EXERCISE TASK
Turn every line of the material below into a numbered list, skipping any blank lines and leaving the pictures out.

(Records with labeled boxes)
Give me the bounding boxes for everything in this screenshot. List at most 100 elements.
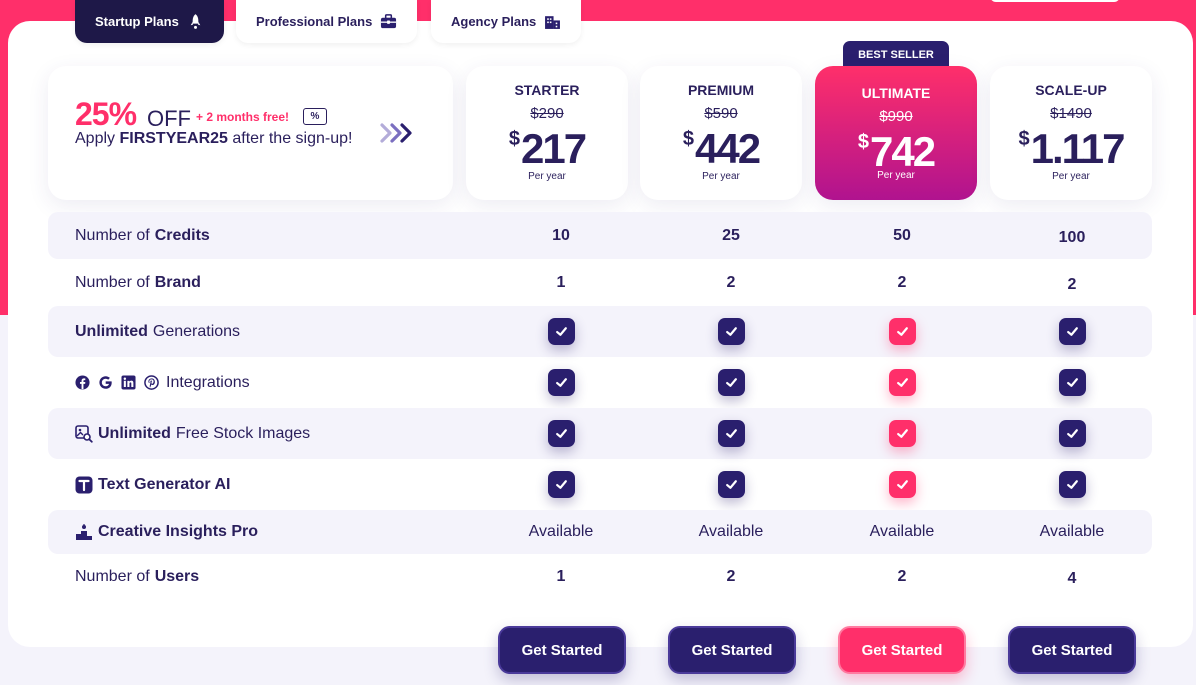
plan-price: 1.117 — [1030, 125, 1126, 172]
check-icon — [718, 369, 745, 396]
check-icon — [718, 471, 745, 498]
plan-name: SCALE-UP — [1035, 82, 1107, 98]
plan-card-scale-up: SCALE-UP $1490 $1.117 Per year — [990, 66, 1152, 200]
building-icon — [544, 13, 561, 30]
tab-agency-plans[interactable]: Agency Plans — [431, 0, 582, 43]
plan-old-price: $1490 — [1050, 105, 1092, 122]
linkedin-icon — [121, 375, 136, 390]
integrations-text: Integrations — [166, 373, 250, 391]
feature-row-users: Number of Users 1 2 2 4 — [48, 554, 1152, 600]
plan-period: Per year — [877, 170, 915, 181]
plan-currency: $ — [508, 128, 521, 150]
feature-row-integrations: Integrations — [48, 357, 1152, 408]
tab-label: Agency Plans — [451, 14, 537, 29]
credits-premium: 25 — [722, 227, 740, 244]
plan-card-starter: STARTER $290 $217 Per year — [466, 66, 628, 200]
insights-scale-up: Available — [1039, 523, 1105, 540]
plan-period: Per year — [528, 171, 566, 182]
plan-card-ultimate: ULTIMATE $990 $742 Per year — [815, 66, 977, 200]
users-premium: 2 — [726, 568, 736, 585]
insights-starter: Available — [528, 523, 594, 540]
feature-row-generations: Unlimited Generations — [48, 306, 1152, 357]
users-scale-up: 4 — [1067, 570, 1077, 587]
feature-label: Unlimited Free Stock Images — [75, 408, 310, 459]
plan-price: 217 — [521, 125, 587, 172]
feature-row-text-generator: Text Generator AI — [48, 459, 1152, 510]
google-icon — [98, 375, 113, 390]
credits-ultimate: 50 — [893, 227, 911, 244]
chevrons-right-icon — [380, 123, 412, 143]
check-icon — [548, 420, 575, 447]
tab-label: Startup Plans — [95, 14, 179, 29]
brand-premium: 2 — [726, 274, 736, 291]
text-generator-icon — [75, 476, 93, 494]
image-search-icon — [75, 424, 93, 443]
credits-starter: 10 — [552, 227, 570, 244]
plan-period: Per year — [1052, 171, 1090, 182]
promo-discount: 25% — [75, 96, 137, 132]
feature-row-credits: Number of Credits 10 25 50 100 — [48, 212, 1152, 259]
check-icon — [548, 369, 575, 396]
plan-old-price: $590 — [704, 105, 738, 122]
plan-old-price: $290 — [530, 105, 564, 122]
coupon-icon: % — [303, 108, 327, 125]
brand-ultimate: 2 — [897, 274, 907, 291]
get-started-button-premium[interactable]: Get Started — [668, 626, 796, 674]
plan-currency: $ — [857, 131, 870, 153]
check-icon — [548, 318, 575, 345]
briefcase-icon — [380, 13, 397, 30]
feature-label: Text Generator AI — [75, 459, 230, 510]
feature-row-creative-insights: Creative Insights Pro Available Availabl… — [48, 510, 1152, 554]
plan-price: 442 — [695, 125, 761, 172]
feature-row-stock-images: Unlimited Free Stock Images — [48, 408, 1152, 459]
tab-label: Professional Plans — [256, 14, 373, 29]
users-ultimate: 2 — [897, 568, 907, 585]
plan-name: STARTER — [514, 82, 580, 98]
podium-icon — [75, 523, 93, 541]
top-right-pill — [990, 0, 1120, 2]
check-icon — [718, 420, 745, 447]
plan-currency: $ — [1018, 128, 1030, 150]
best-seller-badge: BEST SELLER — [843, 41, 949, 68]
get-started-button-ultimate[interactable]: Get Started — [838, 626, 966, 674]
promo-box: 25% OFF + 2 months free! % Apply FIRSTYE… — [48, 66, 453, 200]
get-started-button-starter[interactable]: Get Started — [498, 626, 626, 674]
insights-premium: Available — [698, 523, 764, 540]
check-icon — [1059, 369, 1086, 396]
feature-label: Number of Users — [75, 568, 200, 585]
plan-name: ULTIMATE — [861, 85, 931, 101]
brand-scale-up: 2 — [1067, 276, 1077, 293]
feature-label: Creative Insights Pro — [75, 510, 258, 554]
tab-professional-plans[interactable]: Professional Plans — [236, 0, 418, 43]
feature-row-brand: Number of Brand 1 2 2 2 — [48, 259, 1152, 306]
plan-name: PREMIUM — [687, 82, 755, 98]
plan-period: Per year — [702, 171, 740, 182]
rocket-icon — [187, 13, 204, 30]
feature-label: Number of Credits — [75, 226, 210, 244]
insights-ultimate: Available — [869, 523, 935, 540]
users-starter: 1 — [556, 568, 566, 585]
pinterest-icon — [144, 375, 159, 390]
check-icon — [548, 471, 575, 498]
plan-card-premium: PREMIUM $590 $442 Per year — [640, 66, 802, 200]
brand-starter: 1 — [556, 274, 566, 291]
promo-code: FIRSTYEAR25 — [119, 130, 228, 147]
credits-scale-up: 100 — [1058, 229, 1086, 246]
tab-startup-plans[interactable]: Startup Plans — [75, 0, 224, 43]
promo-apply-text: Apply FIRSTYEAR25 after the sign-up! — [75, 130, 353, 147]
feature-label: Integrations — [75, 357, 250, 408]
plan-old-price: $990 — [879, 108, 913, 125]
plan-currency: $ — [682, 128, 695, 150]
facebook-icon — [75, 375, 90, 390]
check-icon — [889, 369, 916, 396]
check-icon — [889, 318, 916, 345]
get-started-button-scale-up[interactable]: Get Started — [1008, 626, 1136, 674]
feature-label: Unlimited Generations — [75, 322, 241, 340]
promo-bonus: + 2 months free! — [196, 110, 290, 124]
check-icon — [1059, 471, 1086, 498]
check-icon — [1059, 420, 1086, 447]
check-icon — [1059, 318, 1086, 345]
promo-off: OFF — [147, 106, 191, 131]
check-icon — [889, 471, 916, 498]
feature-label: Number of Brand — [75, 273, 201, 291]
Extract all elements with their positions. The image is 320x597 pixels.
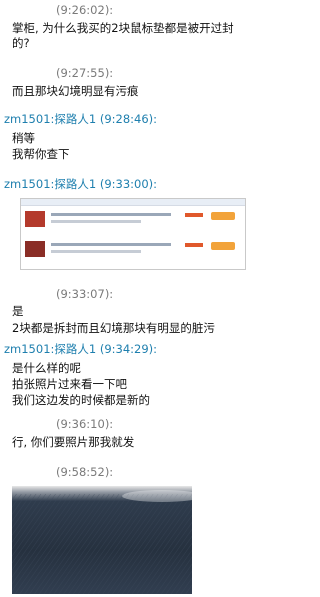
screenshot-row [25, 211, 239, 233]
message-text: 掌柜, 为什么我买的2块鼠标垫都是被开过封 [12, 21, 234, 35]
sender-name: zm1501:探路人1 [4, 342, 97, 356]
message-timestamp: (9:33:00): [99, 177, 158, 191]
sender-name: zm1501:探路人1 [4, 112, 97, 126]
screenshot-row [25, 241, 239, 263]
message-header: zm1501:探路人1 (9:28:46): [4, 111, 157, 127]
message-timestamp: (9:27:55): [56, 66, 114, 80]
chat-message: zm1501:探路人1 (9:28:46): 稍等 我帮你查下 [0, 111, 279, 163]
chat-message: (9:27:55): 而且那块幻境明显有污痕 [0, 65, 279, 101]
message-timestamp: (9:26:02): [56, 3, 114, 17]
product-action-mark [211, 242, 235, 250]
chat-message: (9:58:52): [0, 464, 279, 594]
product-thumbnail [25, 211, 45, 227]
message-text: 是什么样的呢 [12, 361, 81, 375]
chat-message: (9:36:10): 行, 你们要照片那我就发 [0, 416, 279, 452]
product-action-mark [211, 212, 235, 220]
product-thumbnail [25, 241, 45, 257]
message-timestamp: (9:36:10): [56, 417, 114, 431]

OUTPUT FOR THIS EXERCISE
1. Give me the bounding boxes for everything in this screenshot. List at most 100 elements.
2. plan-price: 1.117 — [1030, 125, 1126, 172]
3. check-icon — [718, 369, 745, 396]
4. check-icon — [718, 471, 745, 498]
5. plan-name: SCALE-UP — [1035, 82, 1107, 98]
6. plan-card-scale-up: SCALE-UP $1490 $1.117 Per year — [990, 66, 1152, 200]
7. building-icon — [544, 13, 561, 30]
8. tab-agency-plans[interactable]: Agency Plans — [431, 0, 582, 43]
9. plan-old-price: $1490 — [1050, 105, 1092, 122]
10. linkedin-icon — [121, 375, 136, 390]
11. integrations-text: Integrations — [166, 373, 250, 391]
12. feature-row-users: Number of Users 1 2 2 4 — [48, 554, 1152, 600]
13. plan-period: Per year — [877, 170, 915, 181]
14. plan-currency: $ — [508, 128, 521, 150]
15. feature-row-integrations: Integrations — [48, 357, 1152, 408]
16. tab-label: Agency Plans — [451, 14, 537, 29]
17. credits-premium: 25 — [722, 227, 740, 244]
18. plan-card-starter: STARTER $290 $217 Per year — [466, 66, 628, 200]
19. insights-scale-up: Available — [1039, 523, 1105, 540]
20. plan-period: Per year — [528, 171, 566, 182]
21. plan-card-ultimate: ULTIMATE $990 $742 Per year — [815, 66, 977, 200]
22. users-premium: 2 — [726, 568, 736, 585]
23. insights-starter: Available — [528, 523, 594, 540]
24. feature-row-generations: Unlimited Generations — [48, 306, 1152, 357]
25. users-scale-up: 4 — [1067, 570, 1077, 587]
26. feature-label: Unlimited Free Stock Images — [75, 408, 310, 459]
27. plan-price: 217 — [521, 125, 587, 172]
28. feature-row-text-generator: Text Generator AI — [48, 459, 1152, 510]
29. google-icon — [98, 375, 113, 390]
30. credits-ultimate: 50 — [893, 227, 911, 244]
31. chevrons-right-icon — [380, 123, 412, 143]
32. check-icon — [548, 420, 575, 447]
33. tab-label: Startup Plans — [95, 14, 179, 29]
34. brand-premium: 2 — [726, 274, 736, 291]
35. text-generator-icon — [75, 476, 93, 494]
36. image-search-icon — [75, 424, 93, 443]
37. credits-starter: 10 — [552, 227, 570, 244]
38. plan-period: Per year — [1052, 171, 1090, 182]
39. promo-discount: 25% — [75, 96, 137, 132]
40. feature-row-credits: Number of Credits 10 25 50 100 — [48, 212, 1152, 259]
41. check-icon — [548, 369, 575, 396]
42. plan-old-price: $590 — [704, 105, 738, 122]
43. plan-old-price: $290 — [530, 105, 564, 122]
44. coupon-icon: % — [303, 108, 327, 125]
45. brand-ultimate: 2 — [897, 274, 907, 291]
46. get-started-button-premium[interactable]: Get Started — [668, 626, 796, 674]
47. plan-currency: $ — [857, 131, 870, 153]
48. check-icon — [548, 318, 575, 345]
49. briefcase-icon — [380, 13, 397, 30]
50. feature-label: Text Generator AI — [75, 459, 230, 510]
51. feature-row-creative-insights: Creative Insights Pro Available Availabl… — [48, 510, 1152, 554]
52. plan-price: 442 — [695, 125, 761, 172]
53. feature-row-stock-images: Unlimited Free Stock Images — [48, 408, 1152, 459]
54. tab-label: Professional Plans — [256, 14, 373, 29]
55. users-ultimate: 2 — [897, 568, 907, 585]
56. plan-name: STARTER — [514, 82, 580, 98]
57. podium-icon — [75, 523, 93, 541]
58. top-right-pill — [990, 0, 1120, 2]
59. check-icon — [718, 420, 745, 447]
60. plan-currency: $ — [1018, 128, 1030, 150]
61. best-seller-badge: BEST SELLER — [843, 41, 949, 68]
62. get-started-button-ultimate[interactable]: Get Started — [838, 626, 966, 674]
63. promo-box: 25% OFF + 2 months free! % Apply FIRSTYE… — [48, 66, 453, 200]
64. get-started-button-starter[interactable]: Get Started — [498, 626, 626, 674]
65. insights-premium: Available — [698, 523, 764, 540]
66. check-icon — [1059, 369, 1086, 396]
67. feature-label: Number of Users — [75, 568, 200, 585]
68. plan-name: ULTIMATE — [861, 85, 931, 101]
69. brand-scale-up: 2 — [1067, 276, 1077, 293]
70. feature-label: Creative Insights Pro — [75, 510, 258, 554]
71. tab-professional-plans[interactable]: Professional Plans — [236, 0, 418, 43]
72. feature-row-brand: Number of Brand 1 2 2 2 — [48, 259, 1152, 306]
73. plan-name: PREMIUM — [687, 82, 755, 98]
74. plan-period: Per year — [702, 171, 740, 182]
75. rocket-icon — [187, 13, 204, 30]
76. feature-label: Number of Credits — [75, 226, 210, 244]
77. insights-ultimate: Available — [869, 523, 935, 540]
78. users-starter: 1 — [556, 568, 566, 585]
79. pinterest-icon — [144, 375, 159, 390]
80. check-icon — [548, 471, 575, 498]
81. plan-card-premium: PREMIUM $590 $442 Per year — [640, 66, 802, 200]
82. brand-starter: 1 — [556, 274, 566, 291]
83. promo-code: FIRSTYEAR25 — [119, 130, 228, 147]
84. credits-scale-up: 100 — [1058, 229, 1086, 246]
85. tab-startup-plans[interactable]: Startup Plans — [75, 0, 224, 43]
86. promo-apply-text: Apply FIRSTYEAR25 after the sign-up! — [75, 130, 353, 147]
87. feature-label: Integrations — [75, 357, 250, 408]
88. plan-old-price: $990 — [879, 108, 913, 125]
89. plan-currency: $ — [682, 128, 695, 150]
90. facebook-icon — [75, 375, 90, 390]
91. check-icon — [889, 369, 916, 396]
92. check-icon — [889, 318, 916, 345]
93. get-started-button-scale-up[interactable]: Get Started — [1008, 626, 1136, 674]
94. feature-label: Unlimited Generations — [75, 322, 241, 340]
95. promo-bonus: + 2 months free! — [196, 110, 290, 124]
96. check-icon — [1059, 471, 1086, 498]
97. check-icon — [1059, 420, 1086, 447]
98. check-icon — [1059, 318, 1086, 345]
99. promo-off: OFF — [147, 106, 191, 131]
100. check-icon — [889, 471, 916, 498]
101. feature-label: Number of Brand — [75, 273, 201, 291]
102. Extract all elements with their positions. The image is 320x597 pixels.
103. screenshot-row [25, 211, 239, 233]
104. message-text: 掌柜, 为什么我买的2块鼠标垫都是被开过封 [12, 21, 234, 35]
105. sender-name: zm1501:探路人1 [4, 342, 97, 356]
106. message-timestamp: (9:33:00): [99, 177, 158, 191]
107. sender-name: zm1501:探路人1 [4, 112, 97, 126]
108. screenshot-row [25, 241, 239, 263]
109. message-header: zm1501:探路人1 (9:28:46): [4, 111, 157, 127]
110. message-timestamp: (9:27:55): [56, 66, 114, 80]
111. chat-message: zm1501:探路人1 (9:28:46): 稍等 我帮你查下 [0, 111, 279, 163]
112. chat-message: (9:27:55): 而且那块幻境明显有污痕 [0, 65, 279, 101]
113. message-timestamp: (9:26:02): [56, 3, 114, 17]
114. product-action-mark [211, 242, 235, 250]
115. chat-message: (9:58:52): [0, 464, 279, 594]
116. product-thumbnail [25, 211, 45, 227]
117. message-text: 是什么样的呢 [12, 361, 81, 375]
118. chat-message: (9:36:10): 行, 你们要照片那我就发 [0, 416, 279, 452]
119. product-action-mark [211, 212, 235, 220]
120. product-thumbnail [25, 241, 45, 257]
121. message-timestamp: (9:36:10): [56, 417, 114, 431]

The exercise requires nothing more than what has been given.